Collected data
========================
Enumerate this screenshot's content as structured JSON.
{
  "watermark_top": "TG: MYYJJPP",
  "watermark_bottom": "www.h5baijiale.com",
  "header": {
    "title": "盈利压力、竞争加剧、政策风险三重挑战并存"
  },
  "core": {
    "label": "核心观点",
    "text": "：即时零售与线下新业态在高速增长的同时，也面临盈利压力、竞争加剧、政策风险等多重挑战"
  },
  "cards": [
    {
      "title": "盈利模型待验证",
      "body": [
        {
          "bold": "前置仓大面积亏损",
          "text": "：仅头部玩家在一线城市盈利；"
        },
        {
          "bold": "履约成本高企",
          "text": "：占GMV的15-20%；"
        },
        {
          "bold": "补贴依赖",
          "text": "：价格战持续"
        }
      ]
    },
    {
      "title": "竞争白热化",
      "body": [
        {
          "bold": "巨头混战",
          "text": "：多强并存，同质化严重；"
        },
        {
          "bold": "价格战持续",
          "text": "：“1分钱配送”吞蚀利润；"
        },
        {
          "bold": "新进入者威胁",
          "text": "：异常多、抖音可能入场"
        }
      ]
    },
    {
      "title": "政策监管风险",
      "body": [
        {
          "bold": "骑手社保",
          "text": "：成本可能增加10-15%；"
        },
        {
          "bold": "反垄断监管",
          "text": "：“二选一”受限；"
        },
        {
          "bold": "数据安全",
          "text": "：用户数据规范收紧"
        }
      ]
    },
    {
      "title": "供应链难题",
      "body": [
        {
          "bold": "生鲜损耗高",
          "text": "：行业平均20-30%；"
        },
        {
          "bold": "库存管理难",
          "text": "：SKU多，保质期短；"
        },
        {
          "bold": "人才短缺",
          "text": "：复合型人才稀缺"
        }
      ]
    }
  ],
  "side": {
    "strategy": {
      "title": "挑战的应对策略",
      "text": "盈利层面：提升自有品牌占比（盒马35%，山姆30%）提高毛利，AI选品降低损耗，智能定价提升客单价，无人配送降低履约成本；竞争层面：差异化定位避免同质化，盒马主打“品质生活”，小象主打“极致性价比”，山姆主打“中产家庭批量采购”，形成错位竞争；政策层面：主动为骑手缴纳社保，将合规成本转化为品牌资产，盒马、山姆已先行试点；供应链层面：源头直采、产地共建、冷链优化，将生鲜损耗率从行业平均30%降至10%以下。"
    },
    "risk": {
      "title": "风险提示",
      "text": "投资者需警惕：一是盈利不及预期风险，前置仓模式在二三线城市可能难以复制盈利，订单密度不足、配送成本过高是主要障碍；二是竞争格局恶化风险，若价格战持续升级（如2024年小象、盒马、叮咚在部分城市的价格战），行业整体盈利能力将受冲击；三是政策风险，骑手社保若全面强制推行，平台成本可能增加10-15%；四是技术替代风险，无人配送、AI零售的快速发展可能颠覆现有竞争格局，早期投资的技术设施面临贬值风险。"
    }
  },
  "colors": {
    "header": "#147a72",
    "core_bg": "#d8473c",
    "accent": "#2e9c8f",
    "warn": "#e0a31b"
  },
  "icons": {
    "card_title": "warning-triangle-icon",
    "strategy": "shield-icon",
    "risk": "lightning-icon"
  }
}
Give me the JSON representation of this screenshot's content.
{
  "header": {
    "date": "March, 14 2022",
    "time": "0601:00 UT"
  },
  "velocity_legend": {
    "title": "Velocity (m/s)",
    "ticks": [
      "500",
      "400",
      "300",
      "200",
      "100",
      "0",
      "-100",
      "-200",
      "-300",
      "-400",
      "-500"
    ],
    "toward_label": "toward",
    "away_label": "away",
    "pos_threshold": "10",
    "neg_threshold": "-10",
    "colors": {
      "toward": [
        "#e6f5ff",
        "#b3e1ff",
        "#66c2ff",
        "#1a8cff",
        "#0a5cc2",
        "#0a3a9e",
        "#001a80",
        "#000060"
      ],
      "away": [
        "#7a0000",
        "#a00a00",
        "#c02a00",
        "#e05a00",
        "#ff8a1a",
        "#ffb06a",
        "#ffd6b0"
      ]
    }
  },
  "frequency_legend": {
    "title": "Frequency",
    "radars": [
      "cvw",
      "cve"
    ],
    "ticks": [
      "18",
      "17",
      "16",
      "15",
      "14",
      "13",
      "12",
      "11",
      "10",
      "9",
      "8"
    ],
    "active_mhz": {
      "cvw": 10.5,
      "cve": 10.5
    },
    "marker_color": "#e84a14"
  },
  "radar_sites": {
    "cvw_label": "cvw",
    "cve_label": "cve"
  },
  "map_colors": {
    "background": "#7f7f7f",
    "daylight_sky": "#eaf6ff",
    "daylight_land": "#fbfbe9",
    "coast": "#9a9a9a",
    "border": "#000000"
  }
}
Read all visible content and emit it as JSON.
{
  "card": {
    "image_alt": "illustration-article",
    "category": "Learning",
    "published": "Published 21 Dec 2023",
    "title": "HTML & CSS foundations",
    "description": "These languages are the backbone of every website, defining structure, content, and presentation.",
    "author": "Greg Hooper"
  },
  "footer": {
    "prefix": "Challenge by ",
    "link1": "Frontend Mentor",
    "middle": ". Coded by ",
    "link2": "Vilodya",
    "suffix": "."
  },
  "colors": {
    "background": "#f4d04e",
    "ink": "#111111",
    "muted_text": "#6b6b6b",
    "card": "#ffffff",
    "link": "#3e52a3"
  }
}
========================
Exercise requirements
Go through the listing above and return every line where the word "竞争加剧" occurs.

Task response
    "title": "盈利压力、竞争加剧、政策风险三重挑战并存"
    "text": "：即时零售与线下新业态在高速增长的同时，也面临盈利压力、竞争加剧、政策风险等多重挑战"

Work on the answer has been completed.